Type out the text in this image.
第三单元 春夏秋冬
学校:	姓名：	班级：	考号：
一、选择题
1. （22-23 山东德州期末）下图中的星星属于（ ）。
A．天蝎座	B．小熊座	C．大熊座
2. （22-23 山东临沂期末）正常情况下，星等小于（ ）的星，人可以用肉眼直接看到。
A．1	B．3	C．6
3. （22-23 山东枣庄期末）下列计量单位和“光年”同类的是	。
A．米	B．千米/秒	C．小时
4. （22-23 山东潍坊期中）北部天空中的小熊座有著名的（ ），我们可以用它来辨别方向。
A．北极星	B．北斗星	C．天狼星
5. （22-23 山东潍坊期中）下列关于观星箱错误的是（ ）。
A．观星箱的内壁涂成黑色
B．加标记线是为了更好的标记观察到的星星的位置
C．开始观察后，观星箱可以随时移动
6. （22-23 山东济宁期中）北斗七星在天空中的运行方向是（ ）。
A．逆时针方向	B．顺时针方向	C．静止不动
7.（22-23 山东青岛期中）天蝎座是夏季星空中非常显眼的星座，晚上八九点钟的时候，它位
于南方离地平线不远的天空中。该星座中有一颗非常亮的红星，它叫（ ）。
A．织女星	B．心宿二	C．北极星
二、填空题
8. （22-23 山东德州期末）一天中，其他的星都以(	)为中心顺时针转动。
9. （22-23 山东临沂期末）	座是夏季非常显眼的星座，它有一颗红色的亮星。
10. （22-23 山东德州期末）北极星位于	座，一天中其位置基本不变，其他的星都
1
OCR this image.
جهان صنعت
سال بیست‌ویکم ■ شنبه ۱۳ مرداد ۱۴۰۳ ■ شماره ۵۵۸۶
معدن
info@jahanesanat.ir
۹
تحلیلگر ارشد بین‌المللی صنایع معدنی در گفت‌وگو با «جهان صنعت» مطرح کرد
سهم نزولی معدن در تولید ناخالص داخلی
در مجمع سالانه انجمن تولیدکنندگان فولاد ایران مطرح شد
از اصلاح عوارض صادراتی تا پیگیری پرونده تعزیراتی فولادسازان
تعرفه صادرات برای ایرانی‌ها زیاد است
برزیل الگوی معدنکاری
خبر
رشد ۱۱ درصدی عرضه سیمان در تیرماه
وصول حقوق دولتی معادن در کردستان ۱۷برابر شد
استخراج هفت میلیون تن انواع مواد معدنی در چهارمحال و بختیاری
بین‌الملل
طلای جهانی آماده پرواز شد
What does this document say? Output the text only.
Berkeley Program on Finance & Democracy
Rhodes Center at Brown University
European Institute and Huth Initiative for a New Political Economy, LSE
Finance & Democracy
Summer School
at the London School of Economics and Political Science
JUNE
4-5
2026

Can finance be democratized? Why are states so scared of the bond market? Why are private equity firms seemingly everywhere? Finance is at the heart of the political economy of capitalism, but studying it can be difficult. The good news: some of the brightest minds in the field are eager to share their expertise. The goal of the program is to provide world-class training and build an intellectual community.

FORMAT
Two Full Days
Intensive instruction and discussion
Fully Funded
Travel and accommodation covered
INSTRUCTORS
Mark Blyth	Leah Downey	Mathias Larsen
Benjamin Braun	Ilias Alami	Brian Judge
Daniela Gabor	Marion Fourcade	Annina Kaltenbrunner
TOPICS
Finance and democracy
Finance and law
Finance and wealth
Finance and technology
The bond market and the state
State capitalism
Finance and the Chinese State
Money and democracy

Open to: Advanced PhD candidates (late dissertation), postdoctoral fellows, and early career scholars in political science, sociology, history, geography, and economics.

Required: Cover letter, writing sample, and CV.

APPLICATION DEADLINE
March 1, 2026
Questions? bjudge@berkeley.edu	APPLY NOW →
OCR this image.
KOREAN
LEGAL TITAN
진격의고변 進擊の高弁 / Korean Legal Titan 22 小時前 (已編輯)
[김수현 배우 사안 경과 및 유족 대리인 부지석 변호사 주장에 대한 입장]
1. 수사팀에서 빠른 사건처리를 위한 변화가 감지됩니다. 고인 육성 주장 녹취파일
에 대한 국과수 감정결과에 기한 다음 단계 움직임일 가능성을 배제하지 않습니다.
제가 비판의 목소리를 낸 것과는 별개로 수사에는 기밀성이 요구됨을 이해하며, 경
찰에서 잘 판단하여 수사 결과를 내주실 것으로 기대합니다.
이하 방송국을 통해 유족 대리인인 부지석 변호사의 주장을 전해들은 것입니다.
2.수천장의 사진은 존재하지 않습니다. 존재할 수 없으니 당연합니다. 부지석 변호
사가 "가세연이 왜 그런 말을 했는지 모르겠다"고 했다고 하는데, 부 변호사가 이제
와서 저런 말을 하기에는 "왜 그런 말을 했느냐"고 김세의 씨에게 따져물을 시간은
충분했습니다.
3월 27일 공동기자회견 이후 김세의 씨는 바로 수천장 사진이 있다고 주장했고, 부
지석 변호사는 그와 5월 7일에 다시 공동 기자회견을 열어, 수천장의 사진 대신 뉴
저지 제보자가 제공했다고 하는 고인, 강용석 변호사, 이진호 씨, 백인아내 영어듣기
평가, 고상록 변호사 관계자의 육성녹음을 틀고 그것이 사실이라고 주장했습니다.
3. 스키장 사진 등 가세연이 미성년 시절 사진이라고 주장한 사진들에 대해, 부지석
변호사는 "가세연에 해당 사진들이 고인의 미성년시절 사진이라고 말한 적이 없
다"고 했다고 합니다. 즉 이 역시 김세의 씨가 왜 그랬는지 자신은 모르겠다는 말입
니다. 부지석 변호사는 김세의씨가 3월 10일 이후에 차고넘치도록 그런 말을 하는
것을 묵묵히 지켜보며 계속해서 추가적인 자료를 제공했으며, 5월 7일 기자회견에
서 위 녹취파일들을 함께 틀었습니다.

[The request]
Among the lines of the data above, count those holding "가세연이" and state only the number.

[Solution for this exercise]
2